- [Texte proposé]
Quand la bergère m’a courriellé pour m’annoncer : – j’étais alors revenu au Québec, Plume l’avait suivie, nous étions séparés, mais toujours en bons termes – « Il faut la faire piquer. », je fus envahi d’un immense chagrin ! Puis, une question m’est tout de suite venue à l’esprit : quelle sépulture offrir à cette dévouée complice de nos alpages ? Sans hésitation, je me suis dit : je prends l’avion.
Enroulée dans mon vieux pull de berger en laine de mérinos, Plume repose désormais dans un pré de Provence, là où elle veillait sur les moutons, fidèle extension de nos corps de bergers. Comme elle a su remplir nos solitudes à l’abri de la cabane de pâturage! Elle demeure à présent dans ce paysage qui nous était si intime.
En France, comme au Québec, une sépulture du type de celle de feu Plume demeure illégale.
Paradoxalement, il a été longtemps difficile de trouver pour les chiens, chats et autres consorts une solution afin de mettre en place un rituel de deuil, et d’installer un marqueur associé à cette perte.
En France, pour disposer de la dépouille d’un animal de compagnie, il est de rigueur de passer par un vétérinaire. Il est aussi possible de recourir à un équarrisseur. Ce dernier aurait mêlé la dépouille de Plume à celle de centaines de brebis dans une benne de camion transformée en charnier, ce qu’elle et ses bergers n’auraient pas apprécié. Il est interdit de mettre les cendres ou la dépouille d’un animal domestique dans un caveau. Cependant les chiens ont droit de visite dans les cimetières français.
Au Québec, le crématorium Compagnons éternels permet de choisir entre trois types de crémation pour animaux : privée, semi-privée ou commune. La différence se situe dans le nombre d’animaux décédés présents dans le four. Pour disposer d’un lieu de recueillement servant à la commémoration d’un complice animalier, d’un compagnon de fortune et d’infortune, certains cimetières plus progressistes acceptent leur dépouille. Le Cimetière Laval (Magnus Poirier), a même innové en offrant aux endeuillés d’animaux une section, Maîtres et compagnons, où il est possible non seulement d’enterrer l’animal, mais de réserver un espace contigu pour son maître.

- [Données]
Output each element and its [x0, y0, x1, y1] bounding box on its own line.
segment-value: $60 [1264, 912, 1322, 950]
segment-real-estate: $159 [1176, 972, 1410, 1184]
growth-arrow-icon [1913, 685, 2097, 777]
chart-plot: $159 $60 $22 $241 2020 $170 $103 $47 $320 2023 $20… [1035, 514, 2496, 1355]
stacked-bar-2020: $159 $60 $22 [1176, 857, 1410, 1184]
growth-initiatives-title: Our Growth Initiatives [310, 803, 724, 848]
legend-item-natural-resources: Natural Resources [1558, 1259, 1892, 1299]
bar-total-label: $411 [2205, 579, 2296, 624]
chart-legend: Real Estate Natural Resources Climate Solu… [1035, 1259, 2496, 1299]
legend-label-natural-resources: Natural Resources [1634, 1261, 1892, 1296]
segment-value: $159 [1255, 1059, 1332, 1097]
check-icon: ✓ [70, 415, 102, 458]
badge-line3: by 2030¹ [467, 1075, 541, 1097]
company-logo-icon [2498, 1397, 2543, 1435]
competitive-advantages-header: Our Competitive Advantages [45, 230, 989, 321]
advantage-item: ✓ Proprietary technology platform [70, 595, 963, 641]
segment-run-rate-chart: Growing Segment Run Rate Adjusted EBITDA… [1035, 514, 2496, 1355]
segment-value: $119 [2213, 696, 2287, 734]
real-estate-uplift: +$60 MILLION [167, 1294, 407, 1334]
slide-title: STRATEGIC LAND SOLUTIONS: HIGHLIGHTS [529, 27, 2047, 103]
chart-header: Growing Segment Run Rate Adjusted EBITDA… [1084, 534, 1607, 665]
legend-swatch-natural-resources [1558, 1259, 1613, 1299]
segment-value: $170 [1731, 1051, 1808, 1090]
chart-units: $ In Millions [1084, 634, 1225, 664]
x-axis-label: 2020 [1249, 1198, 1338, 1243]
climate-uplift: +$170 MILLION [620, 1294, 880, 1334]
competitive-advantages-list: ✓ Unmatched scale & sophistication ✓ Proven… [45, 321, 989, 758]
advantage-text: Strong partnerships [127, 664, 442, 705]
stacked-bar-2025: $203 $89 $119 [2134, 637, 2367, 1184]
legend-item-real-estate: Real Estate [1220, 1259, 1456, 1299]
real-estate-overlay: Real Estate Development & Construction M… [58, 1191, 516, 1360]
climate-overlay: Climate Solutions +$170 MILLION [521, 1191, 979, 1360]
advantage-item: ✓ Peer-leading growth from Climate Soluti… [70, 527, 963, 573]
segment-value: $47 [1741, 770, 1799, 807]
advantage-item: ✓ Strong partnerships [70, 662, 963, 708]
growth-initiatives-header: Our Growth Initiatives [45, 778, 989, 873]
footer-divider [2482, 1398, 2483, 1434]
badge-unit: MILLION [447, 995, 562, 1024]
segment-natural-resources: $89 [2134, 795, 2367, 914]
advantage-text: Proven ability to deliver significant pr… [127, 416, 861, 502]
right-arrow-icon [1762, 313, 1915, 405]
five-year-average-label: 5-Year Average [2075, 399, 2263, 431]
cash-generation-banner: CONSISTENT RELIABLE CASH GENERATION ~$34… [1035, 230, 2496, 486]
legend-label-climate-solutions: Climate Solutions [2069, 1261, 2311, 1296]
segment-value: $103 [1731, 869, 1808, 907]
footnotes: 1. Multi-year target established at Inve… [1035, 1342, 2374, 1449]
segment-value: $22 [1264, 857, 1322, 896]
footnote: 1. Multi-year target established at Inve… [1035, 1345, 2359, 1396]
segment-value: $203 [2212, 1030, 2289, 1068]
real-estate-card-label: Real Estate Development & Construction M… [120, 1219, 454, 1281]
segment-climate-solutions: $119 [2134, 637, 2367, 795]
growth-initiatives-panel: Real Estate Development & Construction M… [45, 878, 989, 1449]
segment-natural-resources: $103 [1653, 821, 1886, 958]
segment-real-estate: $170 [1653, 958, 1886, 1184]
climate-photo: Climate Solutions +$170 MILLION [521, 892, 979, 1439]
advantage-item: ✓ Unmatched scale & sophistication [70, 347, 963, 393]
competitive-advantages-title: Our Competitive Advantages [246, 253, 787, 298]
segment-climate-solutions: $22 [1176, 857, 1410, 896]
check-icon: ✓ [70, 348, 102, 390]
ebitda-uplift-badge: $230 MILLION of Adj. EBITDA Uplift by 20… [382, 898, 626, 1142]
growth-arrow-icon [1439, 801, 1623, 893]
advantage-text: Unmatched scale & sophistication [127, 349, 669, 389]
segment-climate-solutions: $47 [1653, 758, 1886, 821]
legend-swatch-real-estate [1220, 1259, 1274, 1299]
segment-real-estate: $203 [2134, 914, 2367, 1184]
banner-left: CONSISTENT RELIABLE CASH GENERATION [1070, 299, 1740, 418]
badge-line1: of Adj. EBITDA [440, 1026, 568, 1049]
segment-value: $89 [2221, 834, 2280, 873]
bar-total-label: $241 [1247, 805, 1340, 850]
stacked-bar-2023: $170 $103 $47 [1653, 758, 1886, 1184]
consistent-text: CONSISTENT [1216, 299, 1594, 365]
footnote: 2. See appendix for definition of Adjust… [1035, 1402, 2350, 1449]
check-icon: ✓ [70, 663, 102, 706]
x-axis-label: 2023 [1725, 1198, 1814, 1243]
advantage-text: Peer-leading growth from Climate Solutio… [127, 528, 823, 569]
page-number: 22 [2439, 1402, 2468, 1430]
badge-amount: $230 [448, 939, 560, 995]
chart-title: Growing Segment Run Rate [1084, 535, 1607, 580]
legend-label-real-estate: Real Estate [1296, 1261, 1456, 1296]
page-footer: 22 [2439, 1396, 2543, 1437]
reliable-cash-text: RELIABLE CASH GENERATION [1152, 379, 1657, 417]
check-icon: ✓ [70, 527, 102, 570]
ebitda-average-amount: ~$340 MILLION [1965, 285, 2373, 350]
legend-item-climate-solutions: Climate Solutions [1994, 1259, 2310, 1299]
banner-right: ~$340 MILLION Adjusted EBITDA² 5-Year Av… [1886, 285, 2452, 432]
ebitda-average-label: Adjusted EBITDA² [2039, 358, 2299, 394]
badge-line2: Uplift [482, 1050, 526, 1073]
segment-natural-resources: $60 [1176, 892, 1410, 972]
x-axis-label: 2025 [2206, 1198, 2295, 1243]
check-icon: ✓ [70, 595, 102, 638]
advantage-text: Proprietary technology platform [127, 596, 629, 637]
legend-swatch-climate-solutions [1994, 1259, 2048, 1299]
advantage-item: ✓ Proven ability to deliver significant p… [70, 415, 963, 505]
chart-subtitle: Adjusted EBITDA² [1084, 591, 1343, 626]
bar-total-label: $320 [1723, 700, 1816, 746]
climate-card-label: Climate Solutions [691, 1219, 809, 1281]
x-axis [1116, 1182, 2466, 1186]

- [Exercices]
1. D'après le texte sur la sépulture de Plume, où la chienne repose-t-elle désormais ?
2. Indiquez si chacune de ces affirmations s'accorde avec le texte sur la sépulture de Plume, en citant les mots décisifs :
(a) En France, on peut déposer les cendres d'un animal domestique dans un caveau.
(b) Le crématorium Compagnons éternels propose trois types de crémation pour animaux.
(c) Les chiens n'ont pas le droit d'entrer dans les cimetières français.
3. Écrivez la suite du texte sur la sépulture de Plume, à partir de sa dernière phrase.
Les données n'ont aucun rôle dans cet exercice.

- [Corrigé des exercices]
1. Dans un pré de Provence, enroulée dans le vieux pull de berger en laine de mérinos.

2.
(a) Non : « Il est interdit de mettre les cendres ou la dépouille d’un animal domestique dans un caveau. »
(b) Oui : « permet de choisir entre trois types de crémation pour animaux : privée, semi-privée ou commune ».
(c) Non : « Cependant les chiens ont droit de visite dans les cimetières français. »

3.
À l’inverse, d’autres sont complètement fermés à l’idée. Ainsi, le Notre-Dame-des-Neiges s’y refusait toujours obstinément au moment d’écrire ce texte. Il prohibe même les visites en compagnie d’un chien, même tenu en laisse.
Avant de finir au cimetière, bien des aînés doivent traverser un sombre tunnel, celui du CHSLD, sorte de mouroir terminal. À contre-courant des constats scientifiques reconnaissant les bienfaits de la zoothérapie, la grande majorité de ces établissements refusent les animaux de compagnie causant une deuxième mort à leur propriétaire d’infortune. La première en les privant de la présence de cet ultime complice, de ce dernier compagnon et incomparable confident. A-t-on jamais imaginé l’inquiétude du maître transféré en centre hospitalier quant au devenir de son animal de compagnie? Ces personnes finiront par mourir une seconde fois, de “la mort inexorable”, comme le chante Plume Latraverse.
La possibilité de livrer à l’éternité la commémoration de nos animaux de compagnie devrait occuper nos consciences et nos démarches face à la législation en place. Pour paraphraser l’immense Arthur Schopenhauer, philosophe pessimiste, misanthrope et pourtant clairvoyant, les chiens représentent bien souvent de meilleurs compagnons que les humains.
Nous bergers sommes souvent un peu anarchistes, mais voici nos souhaits.
- Que change la législation sur les dépouilles animales,
- Que cesse le vétérinarisme,
- Que la volonté de ceux qui souhaitent une place pour leur éternité aux côtés de leur animal intime soit faite,
- Et surtout, que notre écart pastoral puisse ouvrir une perspective décente à ceux qui désirent un lieu de dernier repos pour les animaux de compagnie,
- Enfin, que ceux qui souhaitent enterrer leur Mékinkin (c’était ton surnom) puissent le faire dans la bergerie, sur la cime d’une montagne connue, dans le jardin, ou dans le pré de ses fréquentations, comme on l’a fait.
Salut, Plume. Et bon repos dans le pré. Je t’aime.